> [WORK TO BE COMPLETED] Lift out all lines below that contain "remaining".

> [EXCERPTED DATA]

╔══

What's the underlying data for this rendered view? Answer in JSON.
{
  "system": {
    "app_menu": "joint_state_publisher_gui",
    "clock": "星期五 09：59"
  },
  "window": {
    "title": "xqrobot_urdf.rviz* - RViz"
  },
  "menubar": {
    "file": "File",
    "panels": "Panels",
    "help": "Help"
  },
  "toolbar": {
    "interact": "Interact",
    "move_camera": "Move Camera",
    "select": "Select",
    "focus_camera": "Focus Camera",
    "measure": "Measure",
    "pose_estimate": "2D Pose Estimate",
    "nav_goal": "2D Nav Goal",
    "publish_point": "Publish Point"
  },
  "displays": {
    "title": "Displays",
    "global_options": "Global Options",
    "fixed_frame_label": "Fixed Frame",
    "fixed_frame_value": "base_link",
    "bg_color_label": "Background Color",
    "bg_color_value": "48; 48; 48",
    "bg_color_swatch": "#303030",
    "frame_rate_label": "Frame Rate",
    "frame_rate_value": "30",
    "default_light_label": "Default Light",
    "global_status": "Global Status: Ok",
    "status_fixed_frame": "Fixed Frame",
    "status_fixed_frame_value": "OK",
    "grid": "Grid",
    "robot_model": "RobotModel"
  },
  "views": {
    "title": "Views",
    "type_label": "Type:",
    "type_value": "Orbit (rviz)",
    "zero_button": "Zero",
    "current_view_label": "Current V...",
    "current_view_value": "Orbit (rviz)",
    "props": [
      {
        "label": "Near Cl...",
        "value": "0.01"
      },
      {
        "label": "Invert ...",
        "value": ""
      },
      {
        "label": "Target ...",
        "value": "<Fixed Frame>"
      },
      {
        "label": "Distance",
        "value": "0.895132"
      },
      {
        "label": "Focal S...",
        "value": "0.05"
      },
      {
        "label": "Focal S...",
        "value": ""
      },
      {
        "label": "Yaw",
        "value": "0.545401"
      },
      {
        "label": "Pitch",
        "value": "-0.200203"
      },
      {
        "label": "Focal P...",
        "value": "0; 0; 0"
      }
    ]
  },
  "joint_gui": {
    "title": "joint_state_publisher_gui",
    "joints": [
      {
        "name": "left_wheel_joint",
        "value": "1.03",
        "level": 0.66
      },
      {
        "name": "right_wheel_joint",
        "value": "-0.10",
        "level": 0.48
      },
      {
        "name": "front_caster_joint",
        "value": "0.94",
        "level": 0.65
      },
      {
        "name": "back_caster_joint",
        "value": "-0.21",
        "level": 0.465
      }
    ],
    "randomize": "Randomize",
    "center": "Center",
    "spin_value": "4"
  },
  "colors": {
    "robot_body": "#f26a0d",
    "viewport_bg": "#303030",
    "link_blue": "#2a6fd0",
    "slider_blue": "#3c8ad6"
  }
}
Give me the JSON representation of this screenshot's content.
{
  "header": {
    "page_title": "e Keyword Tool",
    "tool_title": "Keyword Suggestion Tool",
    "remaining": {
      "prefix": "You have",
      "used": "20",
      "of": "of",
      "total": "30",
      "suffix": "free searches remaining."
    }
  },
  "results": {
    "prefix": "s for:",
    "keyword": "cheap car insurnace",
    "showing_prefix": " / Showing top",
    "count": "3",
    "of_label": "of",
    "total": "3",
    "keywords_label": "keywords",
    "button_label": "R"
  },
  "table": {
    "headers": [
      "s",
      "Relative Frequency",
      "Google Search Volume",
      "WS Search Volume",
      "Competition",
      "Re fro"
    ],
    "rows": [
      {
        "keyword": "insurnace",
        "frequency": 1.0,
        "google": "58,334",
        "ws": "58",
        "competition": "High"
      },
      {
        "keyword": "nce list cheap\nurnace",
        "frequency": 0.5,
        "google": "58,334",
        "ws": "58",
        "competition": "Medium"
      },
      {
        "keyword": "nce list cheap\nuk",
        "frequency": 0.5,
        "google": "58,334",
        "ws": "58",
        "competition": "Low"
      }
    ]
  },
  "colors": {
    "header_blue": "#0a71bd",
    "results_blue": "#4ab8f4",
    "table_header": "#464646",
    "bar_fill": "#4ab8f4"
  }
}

╚══

> [REPLY]
    "remaining": {
      "suffix": "free searches remaining."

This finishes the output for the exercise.